Problem details: Leaving out all images, write out the records that follow exactly.

==================================================

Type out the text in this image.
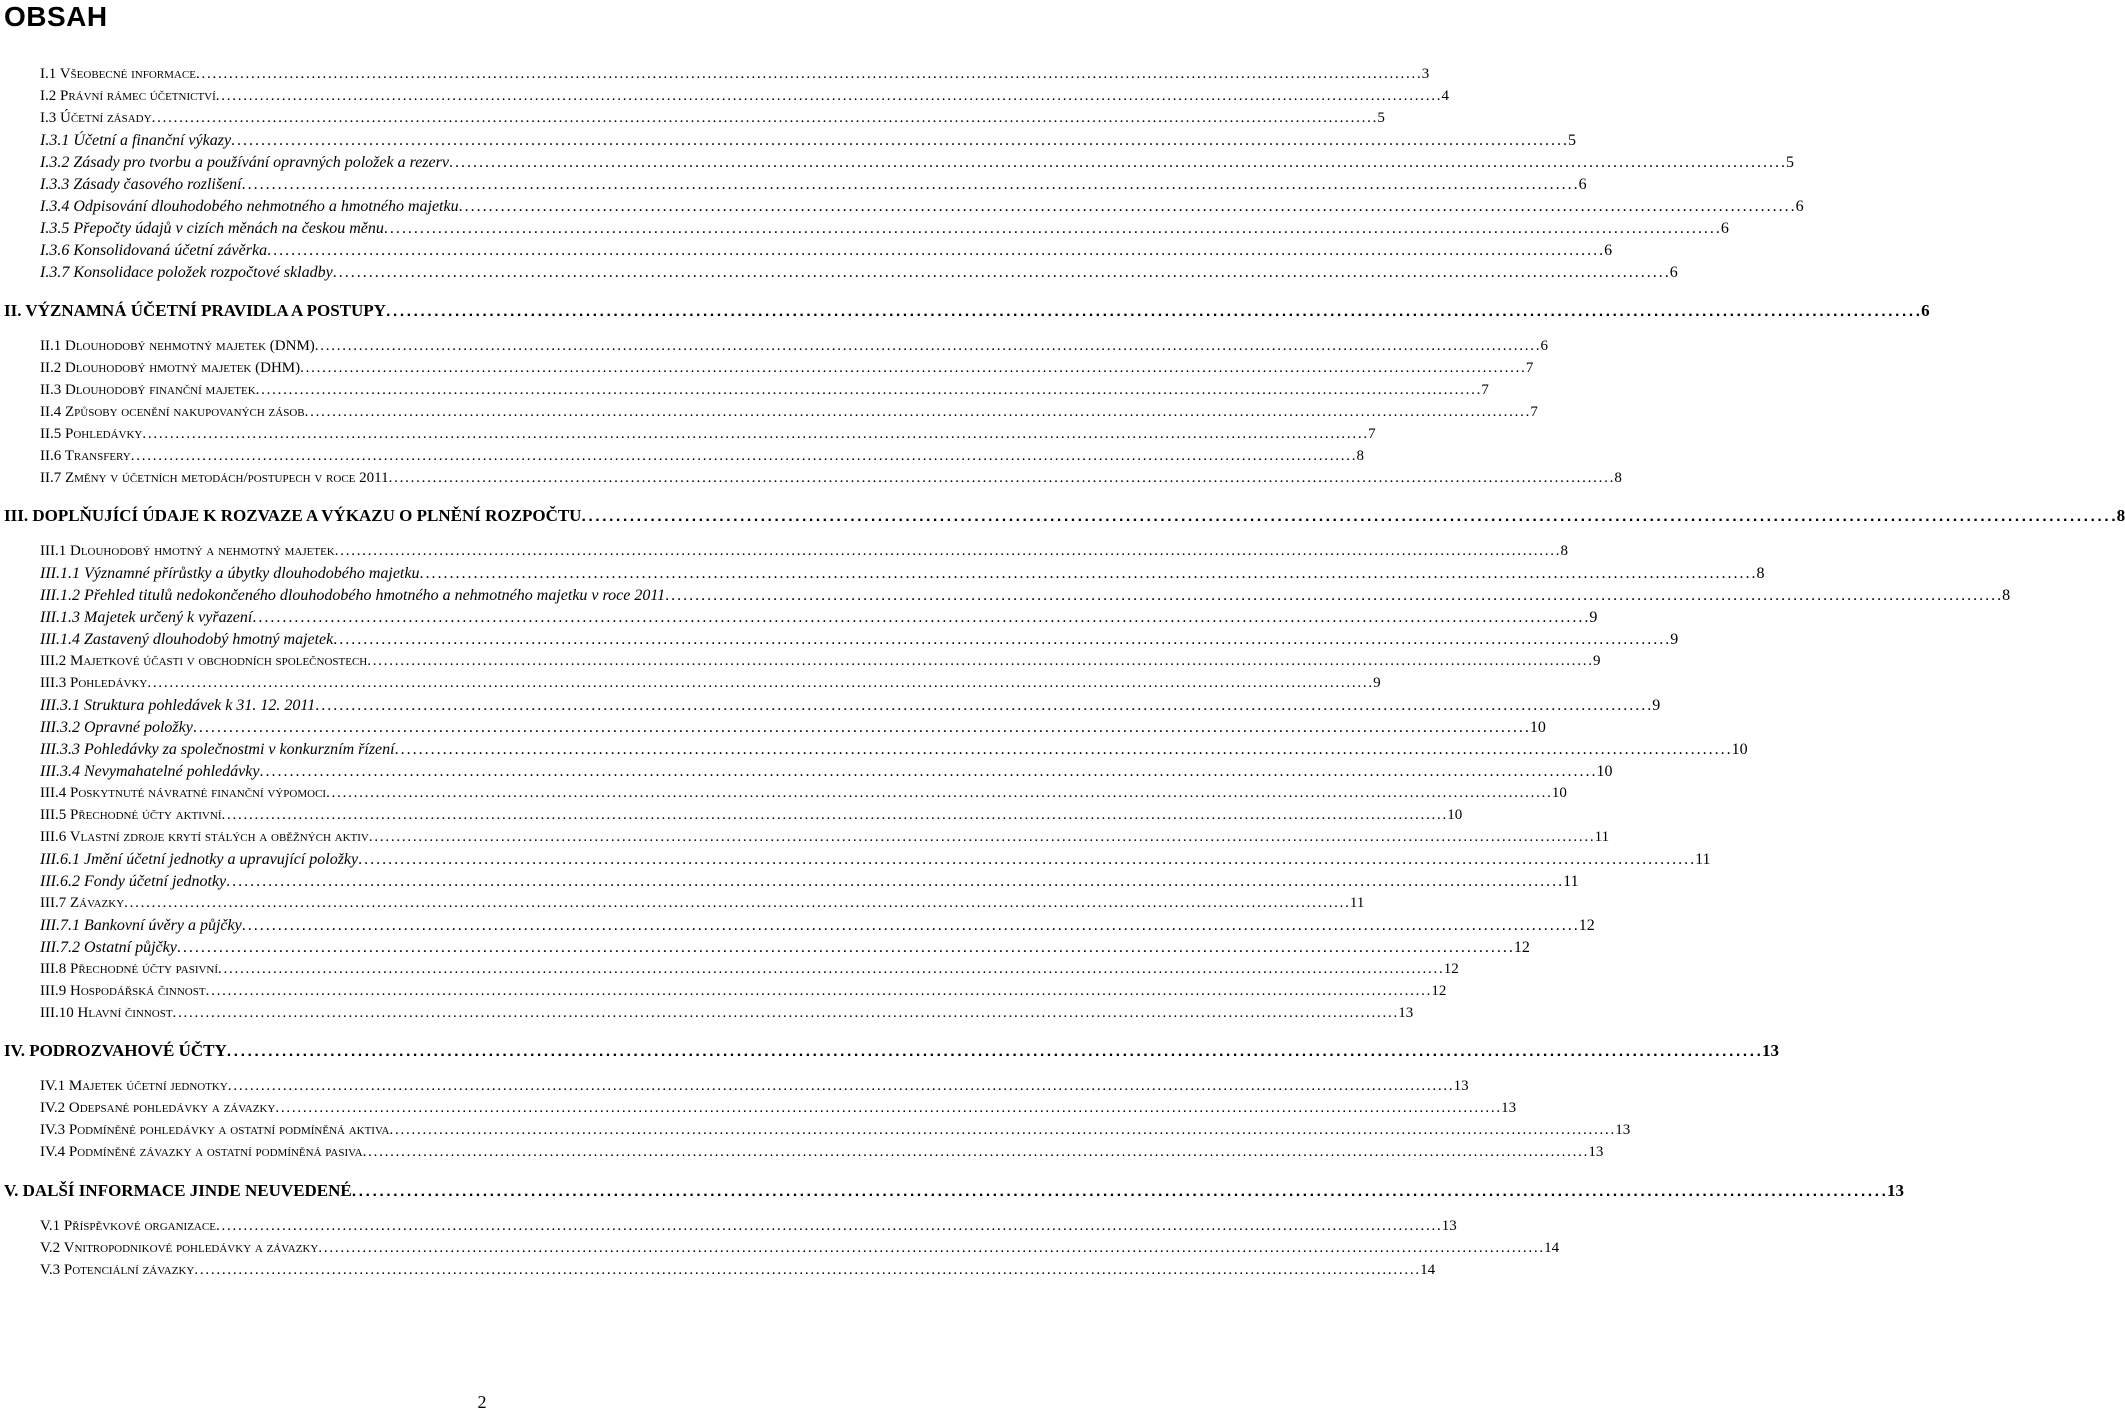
OBSAH
I.1 Všeobecné informace . . .	3
I.2 Právní rámec účetnictví . . .	4
I.3 Účetní zásady . . .	5
I.3.1 Účetní a finanční výkazy . . .	5
I.3.2 Zásady pro tvorbu a používání opravných položek a rezerv . . .	5
I.3.3 Zásady časového rozlišení . . .	6
I.3.4 Odpisování dlouhodobého nehmotného a hmotného majetku . . .	6
I.3.5 Přepočty údajů v cizích měnách na českou měnu . . .	6
I.3.6 Konsolidovaná účetní závěrka . . .	6
I.3.7 Konsolidace položek rozpočtové skladby . . .	6
II. VÝZNAMNÁ ÚČETNÍ PRAVIDLA A POSTUPY . . .	6
II.1 Dlouhodobý nehmotný majetek (DNM) . . .	6
II.2 Dlouhodobý hmotný majetek (DHM) . . .	7
II.3 Dlouhodobý finanční majetek . . .	7
II.4 Způsoby ocenění nakupovaných zásob . . .	7
II.5 Pohledávky . . .	7
II.6 Transfery . . .	8
II.7 Změny v účetních metodách/postupech v roce 2011 . . .	8
III. DOPLŇUJÍCÍ ÚDAJE K ROZVAZE A VÝKAZU O PLNĚNÍ ROZPOČTU . . .	8
III.1 Dlouhodobý hmotný a nehmotný majetek . . .	8
III.1.1 Významné přírůstky a úbytky dlouhodobého majetku . . .	8
III.1.2 Přehled titulů nedokončeného dlouhodobého hmotného a nehmotného majetku v roce 2011 . . .	8
III.1.3 Majetek určený k vyřazení . . .	9
III.1.4 Zastavený dlouhodobý hmotný majetek . . .	9
III.2 Majetkové účasti v obchodních společnostech . . .	9
III.3 Pohledávky . . .	9
III.3.1 Struktura pohledávek k 31. 12. 2011 . . .	9
III.3.2 Opravné položky . . .	10
III.3.3 Pohledávky za společnostmi v konkurzním řízení . . .	10
III.3.4 Nevymahatelné pohledávky . . .	10
III.4 Poskytnuté návratné finanční výpomoci . . .	10
III.5 Přechodné účty aktivní . . .	10
III.6 Vlastní zdroje krytí stálých a oběžných aktiv . . .	11
III.6.1 Jmění účetní jednotky a upravující položky . . .	11
III.6.2 Fondy účetní jednotky . . .	11
III.7 Závazky . . .	11
III.7.1 Bankovní úvěry a půjčky . . .	12
III.7.2 Ostatní půjčky . . .	12
III.8 Přechodné účty pasivní . . .	12
III.9 Hospodářská činnost . . .	12
III.10 Hlavní činnost . . .	13
IV. PODROZVAHOVÉ ÚČTY . . .	13
IV.1 Majetek účetní jednotky . . .	13
IV.2 Odepsané pohledávky a závazky . . .	13
IV.3 Podmíněné pohledávky a ostatní podmíněná aktiva . . .	13
IV.4 Podmíněné závazky a ostatní podmíněná pasiva . . .	13
V. DALŠÍ INFORMACE JINDE NEUVEDENÉ . . .	13
V.1 Příspěvkové organizace . . .	13
V.2 Vnitropodnikové pohledávky a závazky . . .	14
V.3 Potenciální závazky . . .	14
2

==================================================

Response below:
Type out the text in this image.
OBSAH
I.1 Všeobecné informace . . .	3
I.2 Právní rámec účetnictví . . .	4
I.3 Účetní zásady . . .	5
I.3.1 Účetní a finanční výkazy . . .	5
I.3.2 Zásady pro tvorbu a používání opravných položek a rezerv . . .	5
I.3.3 Zásady časového rozlišení . . .	6
I.3.4 Odpisování dlouhodobého nehmotného a hmotného majetku . . .	6
I.3.5 Přepočty údajů v cizích měnách na českou měnu . . .	6
I.3.6 Konsolidovaná účetní závěrka . . .	6
I.3.7 Konsolidace položek rozpočtové skladby . . .	6
II. VÝZNAMNÁ ÚČETNÍ PRAVIDLA A POSTUPY . . .	6
II.1 Dlouhodobý nehmotný majetek (DNM) . . .	6
II.2 Dlouhodobý hmotný majetek (DHM) . . .	7
II.3 Dlouhodobý finanční majetek . . .	7
II.4 Způsoby ocenění nakupovaných zásob . . .	7
II.5 Pohledávky . . .	7
II.6 Transfery . . .	8
II.7 Změny v účetních metodách/postupech v roce 2011 . . .	8
III. DOPLŇUJÍCÍ ÚDAJE K ROZVAZE A VÝKAZU O PLNĚNÍ ROZPOČTU . . .	8
III.1 Dlouhodobý hmotný a nehmotný majetek . . .	8
III.1.1 Významné přírůstky a úbytky dlouhodobého majetku . . .	8
III.1.2 Přehled titulů nedokončeného dlouhodobého hmotného a nehmotného majetku v roce 2011 . . .	8
III.1.3 Majetek určený k vyřazení . . .	9
III.1.4 Zastavený dlouhodobý hmotný majetek . . .	9
III.2 Majetkové účasti v obchodních společnostech . . .	9
III.3 Pohledávky . . .	9
III.3.1 Struktura pohledávek k 31. 12. 2011 . . .	9
III.3.2 Opravné položky . . .	10
III.3.3 Pohledávky za společnostmi v konkurzním řízení . . .	10
III.3.4 Nevymahatelné pohledávky . . .	10
III.4 Poskytnuté návratné finanční výpomoci . . .	10
III.5 Přechodné účty aktivní . . .	10
III.6 Vlastní zdroje krytí stálých a oběžných aktiv . . .	11
III.6.1 Jmění účetní jednotky a upravující položky . . .	11
III.6.2 Fondy účetní jednotky . . .	11
III.7 Závazky . . .	11
III.7.1 Bankovní úvěry a půjčky . . .	12
III.7.2 Ostatní půjčky . . .	12
III.8 Přechodné účty pasivní . . .	12
III.9 Hospodářská činnost . . .	12
III.10 Hlavní činnost . . .	13
IV. PODROZVAHOVÉ ÚČTY . . .	13
IV.1 Majetek účetní jednotky . . .	13
IV.2 Odepsané pohledávky a závazky . . .	13
IV.3 Podmíněné pohledávky a ostatní podmíněná aktiva . . .	13
IV.4 Podmíněné závazky a ostatní podmíněná pasiva . . .	13
V. DALŠÍ INFORMACE JINDE NEUVEDENÉ . . .	13
V.1 Příspěvkové organizace . . .	13
V.2 Vnitropodnikové pohledávky a závazky . . .	14
V.3 Potenciální závazky . . .	14
2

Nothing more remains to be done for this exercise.